- [Exercise instructions]: Copy every line from the records below that holds the word "Content".

(Dataset items)
####################

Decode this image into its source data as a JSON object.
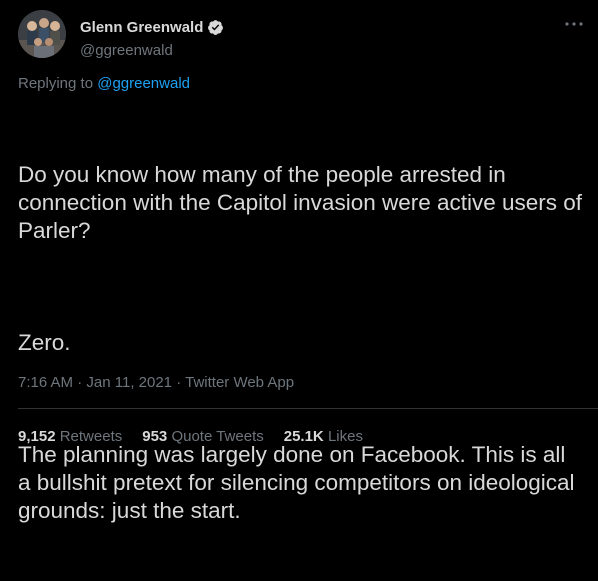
{
  "author": {
    "display_name": "Glenn Greenwald",
    "handle": "@ggreenwald",
    "verified": true
  },
  "reply": {
    "prefix": "Replying to",
    "handle": "@ggreenwald"
  },
  "tweet": {
    "paragraphs": [
      "Do you know how many of the people arrested in connection with the Capitol invasion were active users of Parler?",
      "Zero.",
      "The planning was largely done on Facebook. This is all a bullshit pretext for silencing competitors on ideological grounds: just the start."
    ],
    "time": "7:16 AM",
    "date": "Jan 11, 2021",
    "source": "Twitter Web App"
  },
  "stats": {
    "retweets_count": "9,152",
    "retweets_label": "Retweets",
    "quotes_count": "953",
    "quotes_label": "Quote Tweets",
    "likes_count": "25.1K",
    "likes_label": "Likes"
  },
  "colors": {
    "background": "#000000",
    "text": "#d9d9d9",
    "muted": "#6e767d",
    "accent": "#1da1f2"
  },
  "icons": {
    "verified": "verified-badge-icon",
    "more": "more-options-icon"
  }
}
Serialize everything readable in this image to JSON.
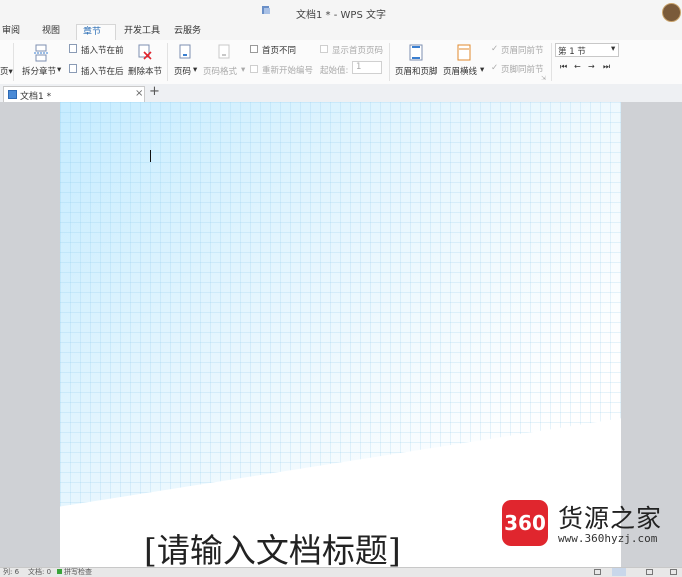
{
  "window": {
    "title": "文档1 * - WPS 文字"
  },
  "menu": {
    "tabs": [
      "审阅",
      "视图",
      "章节",
      "开发工具",
      "云服务"
    ],
    "active": "章节"
  },
  "ribbon": {
    "split_section": "拆分章节",
    "insert_before": "插入节在前",
    "insert_after": "插入节在后",
    "delete_section": "删除本节",
    "page_number": "页码",
    "page_number_format": "页码格式",
    "first_page_different": "首页不同",
    "show_first_page_number": "显示首页页码",
    "restart_numbering": "重新开始编号",
    "start_value_label": "起始值:",
    "start_value": "1",
    "header_footer": "页眉和页脚",
    "header_line": "页眉横线",
    "header_same_as_prev": "页眉同前节",
    "footer_same_as_prev": "页脚同前节",
    "section_select": "第 1 节"
  },
  "doc_tab": {
    "label": "文档1 *",
    "close": "×",
    "add": "+"
  },
  "document": {
    "title_placeholder": "[请输入文档标题]"
  },
  "watermark": {
    "badge": "360",
    "name": "货源之家",
    "url": "www.360hyzj.com"
  },
  "status": {
    "col": "列: 6",
    "words": "文档: 0",
    "spell": "拼写检查"
  },
  "colors": {
    "accent": "#2a6db5",
    "watermark_red": "#e0262e",
    "page_gradient": "#c6ecff"
  }
}
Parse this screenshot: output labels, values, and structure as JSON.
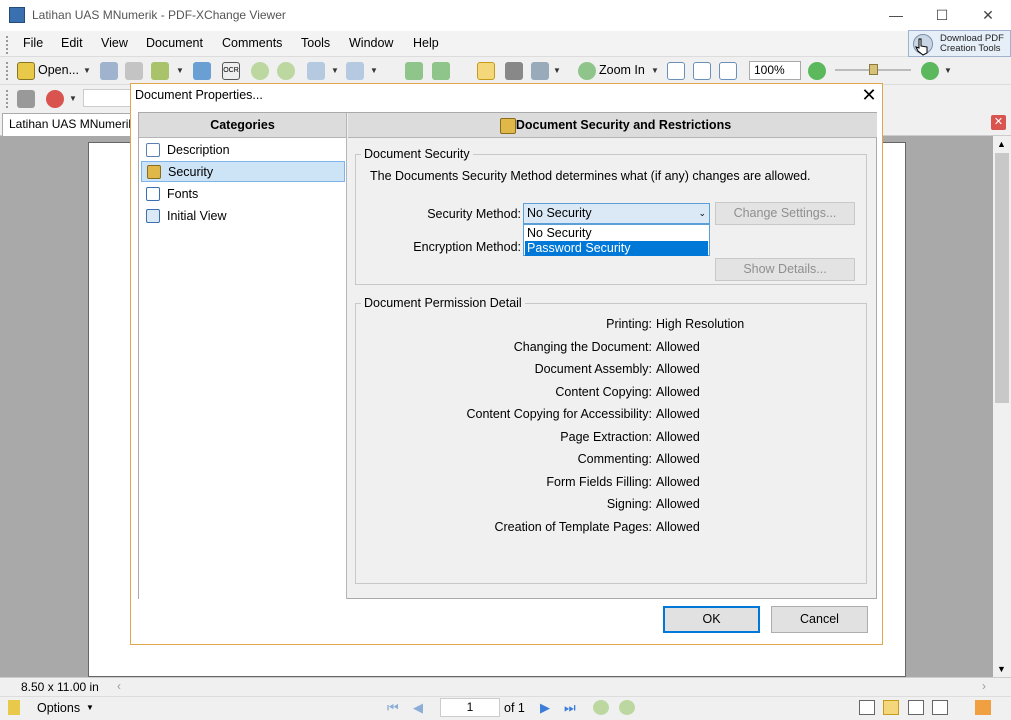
{
  "window": {
    "title": "Latihan UAS MNumerik - PDF-XChange Viewer"
  },
  "menubar": [
    "File",
    "Edit",
    "View",
    "Document",
    "Comments",
    "Tools",
    "Window",
    "Help"
  ],
  "download_btn": {
    "line1": "Download PDF",
    "line2": "Creation Tools"
  },
  "toolbar": {
    "open_label": "Open...",
    "ocr_label": "OCR",
    "zoom_in_label": "Zoom In",
    "zoom_value": "100%"
  },
  "doc_tab": {
    "label": "Latihan UAS MNumerik"
  },
  "dialog": {
    "title": "Document Properties...",
    "categories_header": "Categories",
    "categories": [
      "Description",
      "Security",
      "Fonts",
      "Initial View"
    ],
    "section_header": "Document Security and Restrictions",
    "security_group": {
      "label": "Document Security",
      "intro": "The Documents Security Method determines what (if any) changes are allowed.",
      "method_label": "Security Method:",
      "method_value": "No Security",
      "method_options": [
        "No Security",
        "Password Security"
      ],
      "encryption_label": "Encryption Method:",
      "change_settings": "Change Settings...",
      "show_details": "Show Details..."
    },
    "permission_group": {
      "label": "Document Permission Detail",
      "rows": [
        {
          "label": "Printing:",
          "value": "High Resolution"
        },
        {
          "label": "Changing the Document:",
          "value": "Allowed"
        },
        {
          "label": "Document Assembly:",
          "value": "Allowed"
        },
        {
          "label": "Content Copying:",
          "value": "Allowed"
        },
        {
          "label": "Content Copying for Accessibility:",
          "value": "Allowed"
        },
        {
          "label": "Page Extraction:",
          "value": "Allowed"
        },
        {
          "label": "Commenting:",
          "value": "Allowed"
        },
        {
          "label": "Form Fields Filling:",
          "value": "Allowed"
        },
        {
          "label": "Signing:",
          "value": "Allowed"
        },
        {
          "label": "Creation of Template Pages:",
          "value": "Allowed"
        }
      ]
    },
    "ok": "OK",
    "cancel": "Cancel"
  },
  "status": {
    "page_size": "8.50 x 11.00 in",
    "options": "Options",
    "page_current": "1",
    "page_total": "of 1"
  }
}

####################

- [Output for this task]:
          "label": "Content Copying:",
          "label": "Content Copying for Accessibility:",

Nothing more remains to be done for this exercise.